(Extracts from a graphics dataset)
# # # #
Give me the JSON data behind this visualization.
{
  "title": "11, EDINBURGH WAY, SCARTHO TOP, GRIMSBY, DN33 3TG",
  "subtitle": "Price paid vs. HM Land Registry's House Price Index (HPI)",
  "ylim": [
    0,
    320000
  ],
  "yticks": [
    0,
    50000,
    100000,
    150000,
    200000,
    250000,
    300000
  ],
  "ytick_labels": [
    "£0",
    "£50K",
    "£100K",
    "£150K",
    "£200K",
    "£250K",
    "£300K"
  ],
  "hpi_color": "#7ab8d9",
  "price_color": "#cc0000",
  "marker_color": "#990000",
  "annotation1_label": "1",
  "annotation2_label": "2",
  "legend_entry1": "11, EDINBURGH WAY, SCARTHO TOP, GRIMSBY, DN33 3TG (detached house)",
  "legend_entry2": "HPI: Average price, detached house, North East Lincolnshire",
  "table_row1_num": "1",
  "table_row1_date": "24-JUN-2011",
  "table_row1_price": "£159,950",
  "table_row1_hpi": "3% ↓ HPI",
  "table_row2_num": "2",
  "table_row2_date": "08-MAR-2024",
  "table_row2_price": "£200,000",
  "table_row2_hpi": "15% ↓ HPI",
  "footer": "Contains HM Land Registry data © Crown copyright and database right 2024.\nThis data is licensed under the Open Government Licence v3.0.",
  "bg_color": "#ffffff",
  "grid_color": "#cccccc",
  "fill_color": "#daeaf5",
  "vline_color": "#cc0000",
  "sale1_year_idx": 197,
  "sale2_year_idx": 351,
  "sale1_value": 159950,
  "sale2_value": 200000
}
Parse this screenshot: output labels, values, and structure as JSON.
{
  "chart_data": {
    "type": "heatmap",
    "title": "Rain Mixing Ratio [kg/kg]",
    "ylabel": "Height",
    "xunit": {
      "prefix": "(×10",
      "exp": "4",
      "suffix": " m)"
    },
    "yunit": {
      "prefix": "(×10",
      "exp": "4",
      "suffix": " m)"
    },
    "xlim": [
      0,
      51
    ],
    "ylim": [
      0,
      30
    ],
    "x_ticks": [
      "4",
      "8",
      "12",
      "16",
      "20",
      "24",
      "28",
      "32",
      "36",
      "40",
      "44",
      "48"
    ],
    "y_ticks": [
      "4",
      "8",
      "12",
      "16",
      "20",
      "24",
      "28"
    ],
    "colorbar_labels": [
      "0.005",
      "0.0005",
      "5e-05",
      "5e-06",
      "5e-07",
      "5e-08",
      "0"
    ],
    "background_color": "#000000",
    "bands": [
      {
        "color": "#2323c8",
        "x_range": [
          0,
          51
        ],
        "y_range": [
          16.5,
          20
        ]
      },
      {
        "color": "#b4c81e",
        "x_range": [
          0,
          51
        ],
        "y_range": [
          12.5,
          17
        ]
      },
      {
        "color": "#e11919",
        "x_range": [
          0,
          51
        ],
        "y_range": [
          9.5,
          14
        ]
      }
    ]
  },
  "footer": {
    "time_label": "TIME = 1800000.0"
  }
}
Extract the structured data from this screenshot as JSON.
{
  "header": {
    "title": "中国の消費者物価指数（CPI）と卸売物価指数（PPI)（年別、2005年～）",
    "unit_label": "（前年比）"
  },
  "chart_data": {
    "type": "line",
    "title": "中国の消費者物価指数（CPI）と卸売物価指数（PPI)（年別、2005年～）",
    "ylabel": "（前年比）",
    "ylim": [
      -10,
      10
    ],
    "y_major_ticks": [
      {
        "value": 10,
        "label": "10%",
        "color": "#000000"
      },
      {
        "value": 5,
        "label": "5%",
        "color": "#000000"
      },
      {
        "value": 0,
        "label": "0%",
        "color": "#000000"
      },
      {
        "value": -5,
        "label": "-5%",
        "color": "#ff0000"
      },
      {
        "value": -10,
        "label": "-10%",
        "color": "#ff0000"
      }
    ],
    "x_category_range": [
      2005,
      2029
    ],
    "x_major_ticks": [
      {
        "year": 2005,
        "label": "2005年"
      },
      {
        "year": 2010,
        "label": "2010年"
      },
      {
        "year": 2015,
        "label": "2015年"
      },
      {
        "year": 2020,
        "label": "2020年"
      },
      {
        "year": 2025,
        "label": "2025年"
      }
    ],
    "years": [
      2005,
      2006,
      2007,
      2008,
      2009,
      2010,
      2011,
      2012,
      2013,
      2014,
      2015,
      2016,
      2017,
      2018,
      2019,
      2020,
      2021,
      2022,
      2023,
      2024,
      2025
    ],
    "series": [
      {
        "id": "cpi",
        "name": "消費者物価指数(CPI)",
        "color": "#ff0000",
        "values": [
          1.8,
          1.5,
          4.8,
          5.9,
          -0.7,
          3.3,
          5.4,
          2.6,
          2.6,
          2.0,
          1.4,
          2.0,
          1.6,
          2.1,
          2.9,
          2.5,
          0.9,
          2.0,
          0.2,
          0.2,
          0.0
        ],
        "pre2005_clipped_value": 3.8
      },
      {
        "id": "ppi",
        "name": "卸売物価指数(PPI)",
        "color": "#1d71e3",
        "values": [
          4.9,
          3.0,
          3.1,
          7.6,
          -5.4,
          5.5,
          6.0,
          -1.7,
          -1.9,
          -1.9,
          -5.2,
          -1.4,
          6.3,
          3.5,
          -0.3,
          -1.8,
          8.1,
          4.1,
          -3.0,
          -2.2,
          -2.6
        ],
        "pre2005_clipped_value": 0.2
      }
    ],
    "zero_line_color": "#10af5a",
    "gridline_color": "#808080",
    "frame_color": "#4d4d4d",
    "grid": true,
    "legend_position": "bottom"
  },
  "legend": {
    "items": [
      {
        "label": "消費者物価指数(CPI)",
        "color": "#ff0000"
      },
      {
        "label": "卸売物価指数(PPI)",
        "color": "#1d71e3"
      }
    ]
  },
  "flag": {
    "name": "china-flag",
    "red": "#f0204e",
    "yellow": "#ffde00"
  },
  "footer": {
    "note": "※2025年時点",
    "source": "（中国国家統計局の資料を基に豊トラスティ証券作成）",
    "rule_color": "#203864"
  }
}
# # # #
=== Short task ===
Each line of the material above needs to be quoted exactly, please.

=== Result ===
Give me the JSON data behind this visualization.
{
  "title": "11, EDINBURGH WAY, SCARTHO TOP, GRIMSBY, DN33 3TG",
  "subtitle": "Price paid vs. HM Land Registry's House Price Index (HPI)",
  "ylim": [
    0,
    320000
  ],
  "yticks": [
    0,
    50000,
    100000,
    150000,
    200000,
    250000,
    300000
  ],
  "ytick_labels": [
    "£0",
    "£50K",
    "£100K",
    "£150K",
    "£200K",
    "£250K",
    "£300K"
  ],
  "hpi_color": "#7ab8d9",
  "price_color": "#cc0000",
  "marker_color": "#990000",
  "annotation1_label": "1",
  "annotation2_label": "2",
  "legend_entry1": "11, EDINBURGH WAY, SCARTHO TOP, GRIMSBY, DN33 3TG (detached house)",
  "legend_entry2": "HPI: Average price, detached house, North East Lincolnshire",
  "table_row1_num": "1",
  "table_row1_date": "24-JUN-2011",
  "table_row1_price": "£159,950",
  "table_row1_hpi": "3% ↓ HPI",
  "table_row2_num": "2",
  "table_row2_date": "08-MAR-2024",
  "table_row2_price": "£200,000",
  "table_row2_hpi": "15% ↓ HPI",
  "footer": "Contains HM Land Registry data © Crown copyright and database right 2024.\nThis data is licensed under the Open Government Licence v3.0.",
  "bg_color": "#ffffff",
  "grid_color": "#cccccc",
  "fill_color": "#daeaf5",
  "vline_color": "#cc0000",
  "sale1_year_idx": 197,
  "sale2_year_idx": 351,
  "sale1_value": 159950,
  "sale2_value": 200000
}
Parse this screenshot: output labels, values, and structure as JSON.
{
  "chart_data": {
    "type": "heatmap",
    "title": "Rain Mixing Ratio [kg/kg]",
    "ylabel": "Height",
    "xunit": {
      "prefix": "(×10",
      "exp": "4",
      "suffix": " m)"
    },
    "yunit": {
      "prefix": "(×10",
      "exp": "4",
      "suffix": " m)"
    },
    "xlim": [
      0,
      51
    ],
    "ylim": [
      0,
      30
    ],
    "x_ticks": [
      "4",
      "8",
      "12",
      "16",
      "20",
      "24",
      "28",
      "32",
      "36",
      "40",
      "44",
      "48"
    ],
    "y_ticks": [
      "4",
      "8",
      "12",
      "16",
      "20",
      "24",
      "28"
    ],
    "colorbar_labels": [
      "0.005",
      "0.0005",
      "5e-05",
      "5e-06",
      "5e-07",
      "5e-08",
      "0"
    ],
    "background_color": "#000000",
    "bands": [
      {
        "color": "#2323c8",
        "x_range": [
          0,
          51
        ],
        "y_range": [
          16.5,
          20
        ]
      },
      {
        "color": "#b4c81e",
        "x_range": [
          0,
          51
        ],
        "y_range": [
          12.5,
          17
        ]
      },
      {
        "color": "#e11919",
        "x_range": [
          0,
          51
        ],
        "y_range": [
          9.5,
          14
        ]
      }
    ]
  },
  "footer": {
    "time_label": "TIME = 1800000.0"
  }
}
Extract the structured data from this screenshot as JSON.
{
  "header": {
    "title": "中国の消費者物価指数（CPI）と卸売物価指数（PPI)（年別、2005年～）",
    "unit_label": "（前年比）"
  },
  "chart_data": {
    "type": "line",
    "title": "中国の消費者物価指数（CPI）と卸売物価指数（PPI)（年別、2005年～）",
    "ylabel": "（前年比）",
    "ylim": [
      -10,
      10
    ],
    "y_major_ticks": [
      {
        "value": 10,
        "label": "10%",
        "color": "#000000"
      },
      {
        "value": 5,
        "label": "5%",
        "color": "#000000"
      },
      {
        "value": 0,
        "label": "0%",
        "color": "#000000"
      },
      {
        "value": -5,
        "label": "-5%",
        "color": "#ff0000"
      },
      {
        "value": -10,
        "label": "-10%",
        "color": "#ff0000"
      }
    ],
    "x_category_range": [
      2005,
      2029
    ],
    "x_major_ticks": [
      {
        "year": 2005,
        "label": "2005年"
      },
      {
        "year": 2010,
        "label": "2010年"
      },
      {
        "year": 2015,
        "label": "2015年"
      },
      {
        "year": 2020,
        "label": "2020年"
      },
      {
        "year": 2025,
        "label": "2025年"
      }
    ],
    "years": [
      2005,
      2006,
      2007,
      2008,
      2009,
      2010,
      2011,
      2012,
      2013,
      2014,
      2015,
      2016,
      2017,
      2018,
      2019,
      2020,
      2021,
      2022,
      2023,
      2024,
      2025
    ],
    "series": [
      {
        "id": "cpi",
        "name": "消費者物価指数(CPI)",
        "color": "#ff0000",
        "values": [
          1.8,
          1.5,
          4.8,
          5.9,
          -0.7,
          3.3,
          5.4,
          2.6,
          2.6,
          2.0,
          1.4,
          2.0,
          1.6,
          2.1,
          2.9,
          2.5,
          0.9,
          2.0,
          0.2,
          0.2,
          0.0
        ],
        "pre2005_clipped_value": 3.8
      },
      {
        "id": "ppi",
        "name": "卸売物価指数(PPI)",
        "color": "#1d71e3",
        "values": [
          4.9,
          3.0,
          3.1,
          7.6,
          -5.4,
          5.5,
          6.0,
          -1.7,
          -1.9,
          -1.9,
          -5.2,
          -1.4,
          6.3,
          3.5,
          -0.3,
          -1.8,
          8.1,
          4.1,
          -3.0,
          -2.2,
          -2.6
        ],
        "pre2005_clipped_value": 0.2
      }
    ],
    "zero_line_color": "#10af5a",
    "gridline_color": "#808080",
    "frame_color": "#4d4d4d",
    "grid": true,
    "legend_position": "bottom"
  },
  "legend": {
    "items": [
      {
        "label": "消費者物価指数(CPI)",
        "color": "#ff0000"
      },
      {
        "label": "卸売物価指数(PPI)",
        "color": "#1d71e3"
      }
    ]
  },
  "flag": {
    "name": "china-flag",
    "red": "#f0204e",
    "yellow": "#ffde00"
  },
  "footer": {
    "note": "※2025年時点",
    "source": "（中国国家統計局の資料を基に豊トラスティ証券作成）",
    "rule_color": "#203864"
  }
}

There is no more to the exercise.